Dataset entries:
^^^^
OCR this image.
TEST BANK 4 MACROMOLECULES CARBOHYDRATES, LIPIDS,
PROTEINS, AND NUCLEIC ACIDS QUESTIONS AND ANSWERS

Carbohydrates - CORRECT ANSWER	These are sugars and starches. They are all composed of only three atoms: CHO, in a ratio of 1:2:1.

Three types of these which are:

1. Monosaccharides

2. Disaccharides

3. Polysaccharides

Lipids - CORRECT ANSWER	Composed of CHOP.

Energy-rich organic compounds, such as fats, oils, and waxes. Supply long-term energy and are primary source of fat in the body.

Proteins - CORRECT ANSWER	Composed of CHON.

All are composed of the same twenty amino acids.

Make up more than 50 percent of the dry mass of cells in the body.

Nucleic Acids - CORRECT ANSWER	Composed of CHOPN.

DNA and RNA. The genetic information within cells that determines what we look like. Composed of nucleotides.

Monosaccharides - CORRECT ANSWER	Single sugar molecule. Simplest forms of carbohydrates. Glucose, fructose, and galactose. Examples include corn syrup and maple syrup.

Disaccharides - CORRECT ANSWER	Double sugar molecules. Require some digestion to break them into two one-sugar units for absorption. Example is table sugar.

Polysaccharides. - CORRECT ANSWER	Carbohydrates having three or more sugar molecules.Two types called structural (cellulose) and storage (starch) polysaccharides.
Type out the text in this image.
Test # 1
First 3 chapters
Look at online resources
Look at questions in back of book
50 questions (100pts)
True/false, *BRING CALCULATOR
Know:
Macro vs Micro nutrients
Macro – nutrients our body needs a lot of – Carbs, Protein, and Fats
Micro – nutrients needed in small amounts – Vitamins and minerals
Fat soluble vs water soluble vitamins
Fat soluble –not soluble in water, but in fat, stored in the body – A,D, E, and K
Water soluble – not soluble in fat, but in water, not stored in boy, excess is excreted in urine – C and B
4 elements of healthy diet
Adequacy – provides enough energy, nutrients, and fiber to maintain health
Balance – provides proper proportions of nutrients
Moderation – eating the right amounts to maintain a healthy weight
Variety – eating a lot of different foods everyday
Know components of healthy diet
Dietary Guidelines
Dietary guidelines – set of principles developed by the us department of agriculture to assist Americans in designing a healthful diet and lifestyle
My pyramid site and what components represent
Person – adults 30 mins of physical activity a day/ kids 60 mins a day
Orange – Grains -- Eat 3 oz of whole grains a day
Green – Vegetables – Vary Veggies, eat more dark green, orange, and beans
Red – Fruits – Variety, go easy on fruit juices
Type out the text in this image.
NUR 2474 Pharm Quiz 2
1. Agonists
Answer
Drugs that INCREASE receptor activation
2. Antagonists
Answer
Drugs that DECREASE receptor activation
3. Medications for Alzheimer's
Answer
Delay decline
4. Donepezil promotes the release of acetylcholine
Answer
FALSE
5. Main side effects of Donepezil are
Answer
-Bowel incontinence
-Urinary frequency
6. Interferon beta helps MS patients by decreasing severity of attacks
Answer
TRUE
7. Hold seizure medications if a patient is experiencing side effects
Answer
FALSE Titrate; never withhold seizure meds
^^^^
* Aim of the exercise
Pull together all lines from the data that mention the word "body".

* Answer space
Energy-rich organic compounds, such as fats, oils, and waxes. Supply long-term energy and are primary source of fat in the body.
Make up more than 50 percent of the dry mass of cells in the body.
Macro – nutrients our body needs a lot of – Carbs, Protein, and Fats
Fat soluble –not soluble in water, but in fat, stored in the body – A,D, E, and K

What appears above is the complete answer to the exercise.